= OBJECTIVE =
Locate each line below that includes "wallet" and reproduce it.

------------------------------------

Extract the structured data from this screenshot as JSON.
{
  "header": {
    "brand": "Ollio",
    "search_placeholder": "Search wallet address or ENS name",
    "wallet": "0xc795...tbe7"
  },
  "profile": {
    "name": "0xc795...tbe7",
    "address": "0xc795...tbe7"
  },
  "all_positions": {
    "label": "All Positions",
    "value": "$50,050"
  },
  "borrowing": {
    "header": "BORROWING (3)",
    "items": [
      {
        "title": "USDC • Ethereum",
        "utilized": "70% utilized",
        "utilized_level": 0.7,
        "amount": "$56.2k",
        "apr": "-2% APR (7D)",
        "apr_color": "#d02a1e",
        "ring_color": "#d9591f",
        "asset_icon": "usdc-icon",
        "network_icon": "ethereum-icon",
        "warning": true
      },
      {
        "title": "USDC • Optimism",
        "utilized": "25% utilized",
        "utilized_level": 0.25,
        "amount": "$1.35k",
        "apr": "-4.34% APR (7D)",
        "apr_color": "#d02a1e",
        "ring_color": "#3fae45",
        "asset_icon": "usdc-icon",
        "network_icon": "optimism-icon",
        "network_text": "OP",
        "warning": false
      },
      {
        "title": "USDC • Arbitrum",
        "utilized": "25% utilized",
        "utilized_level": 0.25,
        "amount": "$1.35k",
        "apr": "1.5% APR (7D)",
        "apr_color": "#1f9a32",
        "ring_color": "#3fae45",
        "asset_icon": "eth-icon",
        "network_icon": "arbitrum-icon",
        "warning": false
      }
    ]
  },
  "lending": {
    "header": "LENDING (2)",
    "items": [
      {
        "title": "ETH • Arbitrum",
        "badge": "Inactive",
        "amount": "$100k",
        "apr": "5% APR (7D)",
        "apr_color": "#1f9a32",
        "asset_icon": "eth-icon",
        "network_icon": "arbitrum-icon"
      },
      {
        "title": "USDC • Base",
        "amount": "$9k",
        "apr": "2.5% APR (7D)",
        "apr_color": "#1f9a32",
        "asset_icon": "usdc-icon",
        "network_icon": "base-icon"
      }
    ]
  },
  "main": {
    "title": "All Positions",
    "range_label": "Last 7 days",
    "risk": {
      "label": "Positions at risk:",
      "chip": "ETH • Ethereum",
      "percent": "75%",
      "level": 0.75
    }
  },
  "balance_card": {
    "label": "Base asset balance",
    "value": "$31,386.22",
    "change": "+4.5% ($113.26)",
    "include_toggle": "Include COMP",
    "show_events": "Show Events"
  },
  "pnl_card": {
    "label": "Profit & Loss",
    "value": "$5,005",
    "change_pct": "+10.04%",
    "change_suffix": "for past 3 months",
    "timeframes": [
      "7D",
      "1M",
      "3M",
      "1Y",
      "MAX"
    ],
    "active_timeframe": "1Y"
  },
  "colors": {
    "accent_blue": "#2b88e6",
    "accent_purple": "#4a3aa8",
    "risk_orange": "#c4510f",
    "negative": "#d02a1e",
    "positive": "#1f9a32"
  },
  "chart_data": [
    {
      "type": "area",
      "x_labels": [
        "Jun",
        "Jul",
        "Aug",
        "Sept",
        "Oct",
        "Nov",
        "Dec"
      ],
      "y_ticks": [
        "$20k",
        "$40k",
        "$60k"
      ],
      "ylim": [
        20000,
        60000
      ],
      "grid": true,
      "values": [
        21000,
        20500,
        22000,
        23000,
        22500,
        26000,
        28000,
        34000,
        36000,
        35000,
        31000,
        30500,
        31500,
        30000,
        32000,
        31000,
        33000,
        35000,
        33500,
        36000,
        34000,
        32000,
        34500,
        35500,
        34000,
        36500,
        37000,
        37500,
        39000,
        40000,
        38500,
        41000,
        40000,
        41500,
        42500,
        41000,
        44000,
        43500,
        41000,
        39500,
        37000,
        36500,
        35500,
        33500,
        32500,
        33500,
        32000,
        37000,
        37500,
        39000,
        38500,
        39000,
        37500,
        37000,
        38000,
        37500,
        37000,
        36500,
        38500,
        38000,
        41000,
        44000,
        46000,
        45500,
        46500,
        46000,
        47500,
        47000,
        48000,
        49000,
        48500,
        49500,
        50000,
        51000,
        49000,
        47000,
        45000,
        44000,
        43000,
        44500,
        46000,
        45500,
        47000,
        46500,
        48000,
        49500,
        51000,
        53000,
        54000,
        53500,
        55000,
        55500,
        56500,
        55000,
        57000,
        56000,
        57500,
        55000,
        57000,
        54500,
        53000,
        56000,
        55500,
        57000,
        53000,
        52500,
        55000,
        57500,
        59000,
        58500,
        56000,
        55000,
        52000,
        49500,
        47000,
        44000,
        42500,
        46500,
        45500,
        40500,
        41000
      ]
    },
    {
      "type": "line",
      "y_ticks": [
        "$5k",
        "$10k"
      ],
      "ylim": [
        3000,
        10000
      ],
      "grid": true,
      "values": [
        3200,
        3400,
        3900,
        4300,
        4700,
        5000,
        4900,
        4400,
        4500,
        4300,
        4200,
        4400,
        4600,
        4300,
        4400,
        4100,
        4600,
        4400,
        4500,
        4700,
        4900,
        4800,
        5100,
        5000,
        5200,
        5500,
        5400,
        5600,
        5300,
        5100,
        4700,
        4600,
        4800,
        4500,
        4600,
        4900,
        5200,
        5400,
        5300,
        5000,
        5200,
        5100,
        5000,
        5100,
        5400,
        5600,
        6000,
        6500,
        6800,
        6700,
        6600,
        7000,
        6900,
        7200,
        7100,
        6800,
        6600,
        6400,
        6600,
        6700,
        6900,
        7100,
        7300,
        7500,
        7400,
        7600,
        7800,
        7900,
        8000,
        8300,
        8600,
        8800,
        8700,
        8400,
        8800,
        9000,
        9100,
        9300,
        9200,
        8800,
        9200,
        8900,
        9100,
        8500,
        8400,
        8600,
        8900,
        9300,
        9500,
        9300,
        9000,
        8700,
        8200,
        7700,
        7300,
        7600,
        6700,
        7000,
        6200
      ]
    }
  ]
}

------------------------------------

= SOLUTION BELOW =
    "search_placeholder": "Search wallet address or ENS name",
    "wallet": "0xc795...tbe7"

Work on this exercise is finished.